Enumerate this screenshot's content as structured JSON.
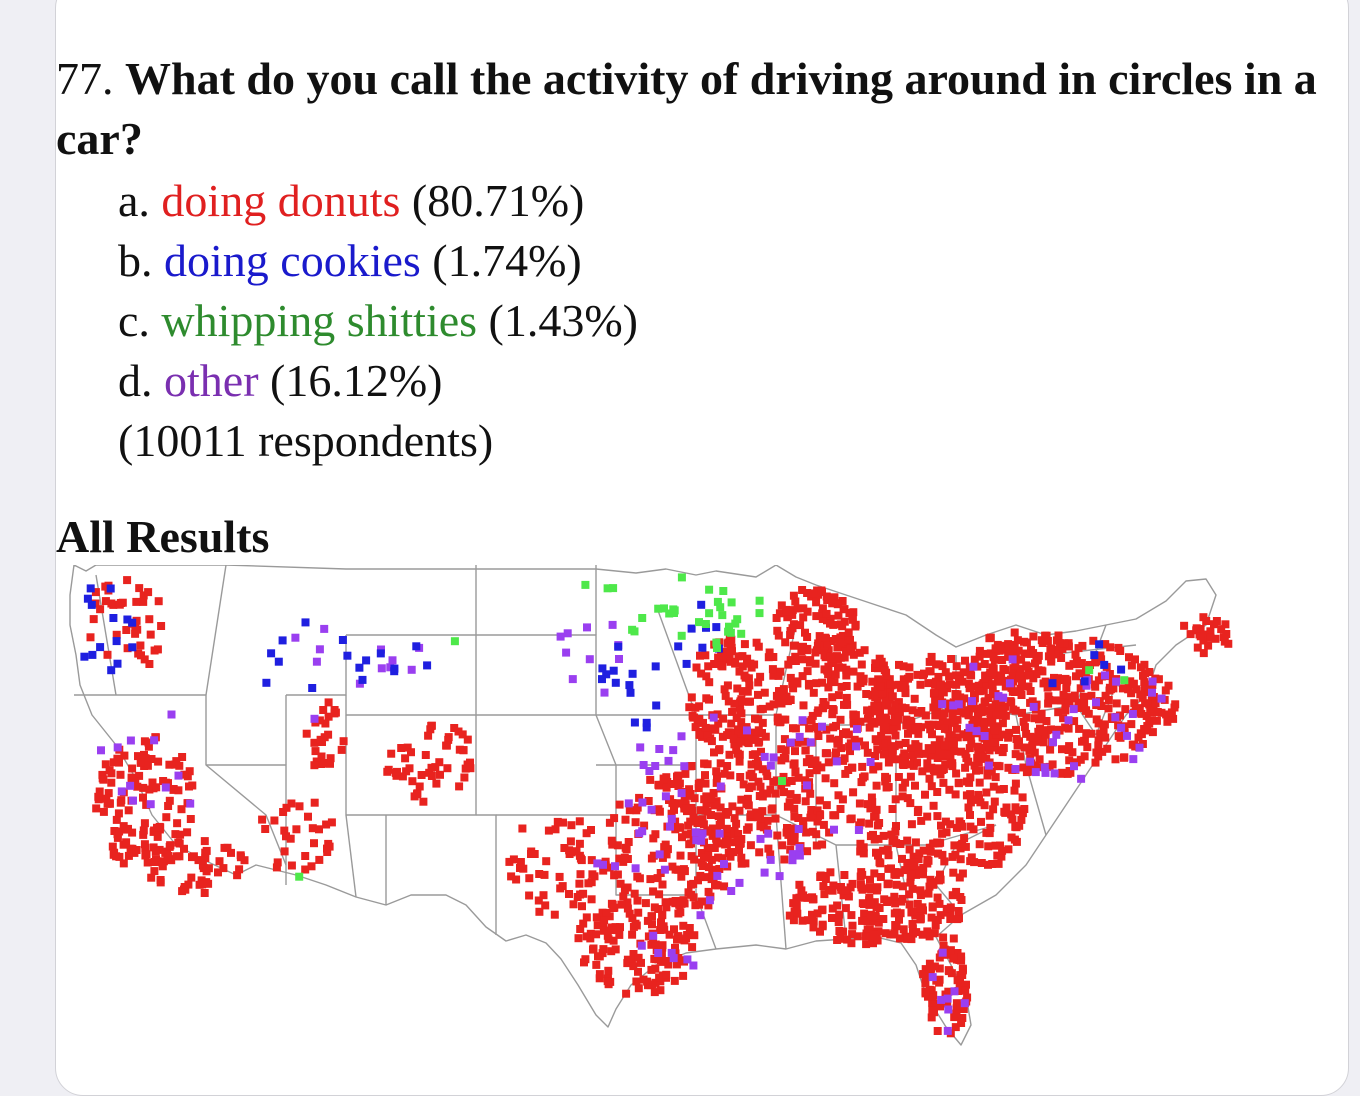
{
  "question": {
    "number": "77.",
    "text": "What do you call the activity of driving around in circles in a car?"
  },
  "answers": [
    {
      "letter": "a.",
      "label": "doing donuts",
      "percent": "(80.71%)",
      "color": "#e02020"
    },
    {
      "letter": "b.",
      "label": "doing cookies",
      "percent": "(1.74%)",
      "color": "#1a1acc"
    },
    {
      "letter": "c.",
      "label": "whipping shitties",
      "percent": "(1.43%)",
      "color": "#2e8b2e"
    },
    {
      "letter": "d.",
      "label": "other",
      "percent": "(16.12%)",
      "color": "#7a2fb0"
    }
  ],
  "respondents": "(10011 respondents)",
  "section_title": "All Results",
  "map": {
    "point_colors": {
      "doing donuts": "#e8231f",
      "doing cookies": "#1f1fe0",
      "whipping shitties": "#4ee84a",
      "other": "#9a3ff0"
    },
    "border_color": "#9a9a9a",
    "answer_shares": {
      "doing donuts": 80.71,
      "doing cookies": 1.74,
      "whipping shitties": 1.43,
      "other": 16.12
    }
  }
}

### TO DO
From the records above, pick out and copy each line holding the word "whipping".

### RESPONSE TO THIS TASK
      "label": "whipping shitties",
      "whipping shitties": "#4ee84a",
      "whipping shitties": 1.43,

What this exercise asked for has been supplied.